**Aim of the exercise**
Would you copy out the whole listing exactly as given?

**Data provided**
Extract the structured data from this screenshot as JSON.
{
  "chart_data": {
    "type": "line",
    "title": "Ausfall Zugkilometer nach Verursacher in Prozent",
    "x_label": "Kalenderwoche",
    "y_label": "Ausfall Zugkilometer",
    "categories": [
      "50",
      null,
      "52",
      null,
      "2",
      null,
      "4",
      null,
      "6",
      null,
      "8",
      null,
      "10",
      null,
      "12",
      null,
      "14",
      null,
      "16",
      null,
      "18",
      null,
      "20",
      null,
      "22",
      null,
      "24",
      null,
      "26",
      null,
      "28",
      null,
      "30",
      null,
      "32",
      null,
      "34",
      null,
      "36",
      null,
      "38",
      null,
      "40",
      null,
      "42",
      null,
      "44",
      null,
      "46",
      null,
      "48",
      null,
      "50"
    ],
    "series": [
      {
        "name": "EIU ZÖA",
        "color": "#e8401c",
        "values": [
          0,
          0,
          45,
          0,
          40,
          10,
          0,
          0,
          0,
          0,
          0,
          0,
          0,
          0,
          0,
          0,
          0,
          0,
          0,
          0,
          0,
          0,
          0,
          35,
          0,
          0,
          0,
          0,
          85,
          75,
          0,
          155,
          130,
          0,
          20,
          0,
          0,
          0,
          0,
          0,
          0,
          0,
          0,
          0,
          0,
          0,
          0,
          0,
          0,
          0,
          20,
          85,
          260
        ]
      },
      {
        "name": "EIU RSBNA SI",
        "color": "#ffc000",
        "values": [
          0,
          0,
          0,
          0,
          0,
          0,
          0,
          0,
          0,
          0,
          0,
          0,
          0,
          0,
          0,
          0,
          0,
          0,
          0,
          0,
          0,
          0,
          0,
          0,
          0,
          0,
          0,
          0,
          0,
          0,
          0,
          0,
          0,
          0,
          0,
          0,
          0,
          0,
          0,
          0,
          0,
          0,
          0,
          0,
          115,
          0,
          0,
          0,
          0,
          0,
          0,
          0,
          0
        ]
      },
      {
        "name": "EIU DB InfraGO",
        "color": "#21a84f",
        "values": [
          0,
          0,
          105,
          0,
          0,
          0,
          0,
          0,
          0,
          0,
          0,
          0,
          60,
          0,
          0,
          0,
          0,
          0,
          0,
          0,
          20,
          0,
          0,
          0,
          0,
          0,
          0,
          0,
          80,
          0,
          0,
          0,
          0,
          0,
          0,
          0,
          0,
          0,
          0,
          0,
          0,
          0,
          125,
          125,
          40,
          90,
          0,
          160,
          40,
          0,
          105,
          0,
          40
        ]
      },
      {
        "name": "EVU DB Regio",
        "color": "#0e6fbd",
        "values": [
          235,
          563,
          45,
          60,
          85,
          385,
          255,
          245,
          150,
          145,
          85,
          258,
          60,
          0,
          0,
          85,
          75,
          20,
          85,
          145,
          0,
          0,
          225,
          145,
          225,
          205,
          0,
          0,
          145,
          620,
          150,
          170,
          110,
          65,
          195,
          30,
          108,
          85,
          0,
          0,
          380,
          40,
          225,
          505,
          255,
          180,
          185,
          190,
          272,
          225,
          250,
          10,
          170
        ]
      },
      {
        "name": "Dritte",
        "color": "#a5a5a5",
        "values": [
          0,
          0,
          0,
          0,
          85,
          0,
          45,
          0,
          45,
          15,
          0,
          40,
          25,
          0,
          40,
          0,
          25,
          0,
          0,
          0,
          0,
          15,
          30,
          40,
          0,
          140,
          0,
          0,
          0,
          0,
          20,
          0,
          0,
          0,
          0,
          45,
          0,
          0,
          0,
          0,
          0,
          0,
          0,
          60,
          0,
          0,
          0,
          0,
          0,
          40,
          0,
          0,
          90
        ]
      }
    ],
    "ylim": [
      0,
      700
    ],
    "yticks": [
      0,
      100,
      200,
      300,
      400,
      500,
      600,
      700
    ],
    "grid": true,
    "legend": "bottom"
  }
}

**Finished task**
Extract the structured data from this screenshot as JSON.
{
  "chart_data": {
    "type": "line",
    "title": "Ausfall Zugkilometer nach Verursacher in Prozent",
    "x_label": "Kalenderwoche",
    "y_label": "Ausfall Zugkilometer",
    "categories": [
      "50",
      null,
      "52",
      null,
      "2",
      null,
      "4",
      null,
      "6",
      null,
      "8",
      null,
      "10",
      null,
      "12",
      null,
      "14",
      null,
      "16",
      null,
      "18",
      null,
      "20",
      null,
      "22",
      null,
      "24",
      null,
      "26",
      null,
      "28",
      null,
      "30",
      null,
      "32",
      null,
      "34",
      null,
      "36",
      null,
      "38",
      null,
      "40",
      null,
      "42",
      null,
      "44",
      null,
      "46",
      null,
      "48",
      null,
      "50"
    ],
    "series": [
      {
        "name": "EIU ZÖA",
        "color": "#e8401c",
        "values": [
          0,
          0,
          45,
          0,
          40,
          10,
          0,
          0,
          0,
          0,
          0,
          0,
          0,
          0,
          0,
          0,
          0,
          0,
          0,
          0,
          0,
          0,
          0,
          35,
          0,
          0,
          0,
          0,
          85,
          75,
          0,
          155,
          130,
          0,
          20,
          0,
          0,
          0,
          0,
          0,
          0,
          0,
          0,
          0,
          0,
          0,
          0,
          0,
          0,
          0,
          20,
          85,
          260
        ]
      },
      {
        "name": "EIU RSBNA SI",
        "color": "#ffc000",
        "values": [
          0,
          0,
          0,
          0,
          0,
          0,
          0,
          0,
          0,
          0,
          0,
          0,
          0,
          0,
          0,
          0,
          0,
          0,
          0,
          0,
          0,
          0,
          0,
          0,
          0,
          0,
          0,
          0,
          0,
          0,
          0,
          0,
          0,
          0,
          0,
          0,
          0,
          0,
          0,
          0,
          0,
          0,
          0,
          0,
          115,
          0,
          0,
          0,
          0,
          0,
          0,
          0,
          0
        ]
      },
      {
        "name": "EIU DB InfraGO",
        "color": "#21a84f",
        "values": [
          0,
          0,
          105,
          0,
          0,
          0,
          0,
          0,
          0,
          0,
          0,
          0,
          60,
          0,
          0,
          0,
          0,
          0,
          0,
          0,
          20,
          0,
          0,
          0,
          0,
          0,
          0,
          0,
          80,
          0,
          0,
          0,
          0,
          0,
          0,
          0,
          0,
          0,
          0,
          0,
          0,
          0,
          125,
          125,
          40,
          90,
          0,
          160,
          40,
          0,
          105,
          0,
          40
        ]
      },
      {
        "name": "EVU DB Regio",
        "color": "#0e6fbd",
        "values": [
          235,
          563,
          45,
          60,
          85,
          385,
          255,
          245,
          150,
          145,
          85,
          258,
          60,
          0,
          0,
          85,
          75,
          20,
          85,
          145,
          0,
          0,
          225,
          145,
          225,
          205,
          0,
          0,
          145,
          620,
          150,
          170,
          110,
          65,
          195,
          30,
          108,
          85,
          0,
          0,
          380,
          40,
          225,
          505,
          255,
          180,
          185,
          190,
          272,
          225,
          250,
          10,
          170
        ]
      },
      {
        "name": "Dritte",
        "color": "#a5a5a5",
        "values": [
          0,
          0,
          0,
          0,
          85,
          0,
          45,
          0,
          45,
          15,
          0,
          40,
          25,
          0,
          40,
          0,
          25,
          0,
          0,
          0,
          0,
          15,
          30,
          40,
          0,
          140,
          0,
          0,
          0,
          0,
          20,
          0,
          0,
          0,
          0,
          45,
          0,
          0,
          0,
          0,
          0,
          0,
          0,
          60,
          0,
          0,
          0,
          0,
          0,
          40,
          0,
          0,
          90
        ]
      }
    ],
    "ylim": [
      0,
      700
    ],
    "yticks": [
      0,
      100,
      200,
      300,
      400,
      500,
      600,
      700
    ],
    "grid": true,
    "legend": "bottom"
  }
}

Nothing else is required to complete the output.